Records
--- begin ---
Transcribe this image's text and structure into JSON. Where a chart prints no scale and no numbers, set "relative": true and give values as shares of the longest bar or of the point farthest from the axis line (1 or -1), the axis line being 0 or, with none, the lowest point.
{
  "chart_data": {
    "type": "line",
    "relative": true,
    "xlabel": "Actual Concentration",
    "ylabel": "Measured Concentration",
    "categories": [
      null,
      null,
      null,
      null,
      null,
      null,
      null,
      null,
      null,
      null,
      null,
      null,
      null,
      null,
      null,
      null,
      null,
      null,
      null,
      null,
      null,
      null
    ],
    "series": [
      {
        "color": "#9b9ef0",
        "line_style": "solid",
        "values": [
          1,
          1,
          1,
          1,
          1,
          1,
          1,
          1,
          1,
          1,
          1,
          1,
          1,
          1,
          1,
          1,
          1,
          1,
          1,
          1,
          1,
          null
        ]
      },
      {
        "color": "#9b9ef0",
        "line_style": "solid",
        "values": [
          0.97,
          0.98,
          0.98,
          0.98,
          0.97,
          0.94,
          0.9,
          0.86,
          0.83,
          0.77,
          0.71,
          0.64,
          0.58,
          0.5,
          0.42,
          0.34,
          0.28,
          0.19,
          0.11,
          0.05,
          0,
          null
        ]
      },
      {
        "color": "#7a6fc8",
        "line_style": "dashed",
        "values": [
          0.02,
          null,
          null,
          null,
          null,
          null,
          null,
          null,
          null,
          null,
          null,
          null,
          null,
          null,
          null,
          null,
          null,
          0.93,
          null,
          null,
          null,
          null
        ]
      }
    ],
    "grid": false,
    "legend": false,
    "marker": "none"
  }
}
--- end ---
Return what is listed above, exactly and completely.

• [Task solution]:
Transcribe this image's text and structure into JSON. Where a chart prints no scale and no numbers, set "relative": true and give values as shares of the longest bar or of the point farthest from the axis line (1 or -1), the axis line being 0 or, with none, the lowest point.
{
  "chart_data": {
    "type": "line",
    "relative": true,
    "xlabel": "Actual Concentration",
    "ylabel": "Measured Concentration",
    "categories": [
      null,
      null,
      null,
      null,
      null,
      null,
      null,
      null,
      null,
      null,
      null,
      null,
      null,
      null,
      null,
      null,
      null,
      null,
      null,
      null,
      null,
      null
    ],
    "series": [
      {
        "color": "#9b9ef0",
        "line_style": "solid",
        "values": [
          1,
          1,
          1,
          1,
          1,
          1,
          1,
          1,
          1,
          1,
          1,
          1,
          1,
          1,
          1,
          1,
          1,
          1,
          1,
          1,
          1,
          null
        ]
      },
      {
        "color": "#9b9ef0",
        "line_style": "solid",
        "values": [
          0.97,
          0.98,
          0.98,
          0.98,
          0.97,
          0.94,
          0.9,
          0.86,
          0.83,
          0.77,
          0.71,
          0.64,
          0.58,
          0.5,
          0.42,
          0.34,
          0.28,
          0.19,
          0.11,
          0.05,
          0,
          null
        ]
      },
      {
        "color": "#7a6fc8",
        "line_style": "dashed",
        "values": [
          0.02,
          null,
          null,
          null,
          null,
          null,
          null,
          null,
          null,
          null,
          null,
          null,
          null,
          null,
          null,
          null,
          null,
          0.93,
          null,
          null,
          null,
          null
        ]
      }
    ],
    "grid": false,
    "legend": false,
    "marker": "none"
  }
}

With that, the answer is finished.